Input data:
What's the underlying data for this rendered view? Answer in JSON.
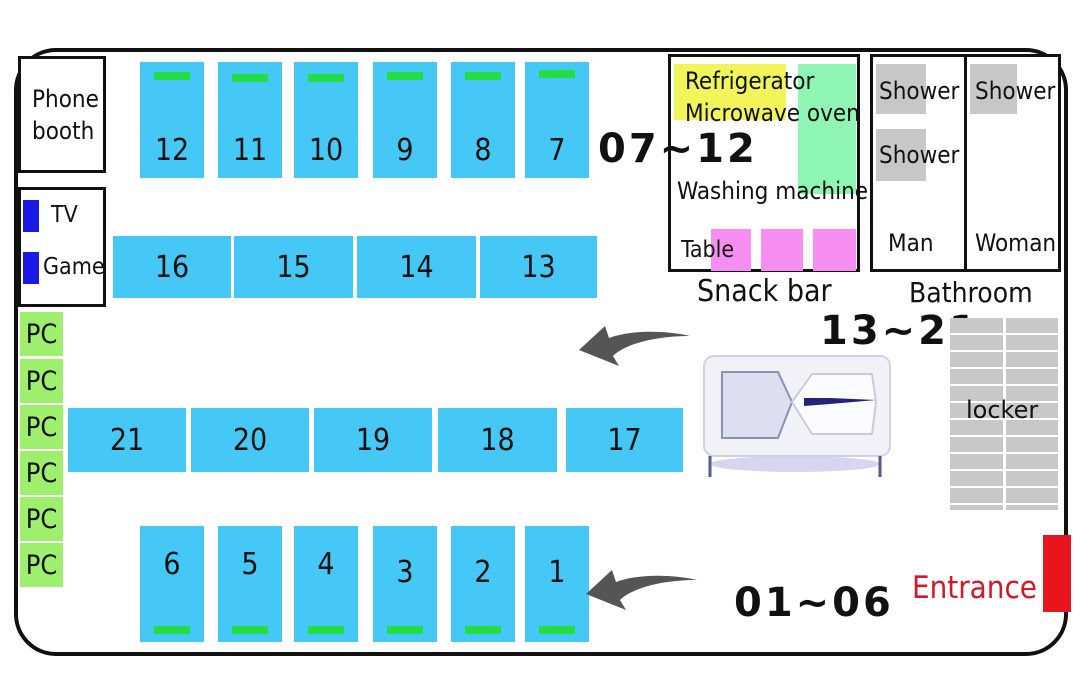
{
  "rooms": {
    "phone_booth": "Phone booth",
    "tv": "TV",
    "game": "Game",
    "snack_bar": "Snack bar",
    "refrigerator": "Refrigerator",
    "microwave": "Microwave oven",
    "washing_machine": "Washing machine",
    "table": "Table",
    "bathroom": "Bathroom",
    "shower": "Shower",
    "man": "Man",
    "woman": "Woman",
    "locker": "locker",
    "entrance": "Entrance",
    "pc": "PC"
  },
  "ranges": {
    "top": "07~12",
    "middle": "13~21",
    "bottom": "01~06"
  },
  "pods": {
    "top_row": [
      "12",
      "11",
      "10",
      "9",
      "8",
      "7"
    ],
    "row_2": [
      "16",
      "15",
      "14",
      "13"
    ],
    "row_3": [
      "21",
      "20",
      "19",
      "18",
      "17"
    ],
    "bottom_row": [
      "6",
      "5",
      "4",
      "3",
      "2",
      "1"
    ]
  },
  "colors": {
    "pod": "#45c8f5",
    "pod_indicator": "#22dd44",
    "pc": "#9fef6f",
    "refrigerator": "#f2f55a",
    "washing_machine": "#8ef5b4",
    "table": "#f58ef0",
    "entrance": "#e8141e",
    "tv_game": "#1a1ae6"
  }
}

Aim: In your copy of the records, include no pictures; repeat everything else exactly.

Answer to the problem:
What's the underlying data for this rendered view? Answer in JSON.
{
  "rooms": {
    "phone_booth": "Phone booth",
    "tv": "TV",
    "game": "Game",
    "snack_bar": "Snack bar",
    "refrigerator": "Refrigerator",
    "microwave": "Microwave oven",
    "washing_machine": "Washing machine",
    "table": "Table",
    "bathroom": "Bathroom",
    "shower": "Shower",
    "man": "Man",
    "woman": "Woman",
    "locker": "locker",
    "entrance": "Entrance",
    "pc": "PC"
  },
  "ranges": {
    "top": "07~12",
    "middle": "13~21",
    "bottom": "01~06"
  },
  "pods": {
    "top_row": [
      "12",
      "11",
      "10",
      "9",
      "8",
      "7"
    ],
    "row_2": [
      "16",
      "15",
      "14",
      "13"
    ],
    "row_3": [
      "21",
      "20",
      "19",
      "18",
      "17"
    ],
    "bottom_row": [
      "6",
      "5",
      "4",
      "3",
      "2",
      "1"
    ]
  },
  "colors": {
    "pod": "#45c8f5",
    "pod_indicator": "#22dd44",
    "pc": "#9fef6f",
    "refrigerator": "#f2f55a",
    "washing_machine": "#8ef5b4",
    "table": "#f58ef0",
    "entrance": "#e8141e",
    "tv_game": "#1a1ae6"
  }
}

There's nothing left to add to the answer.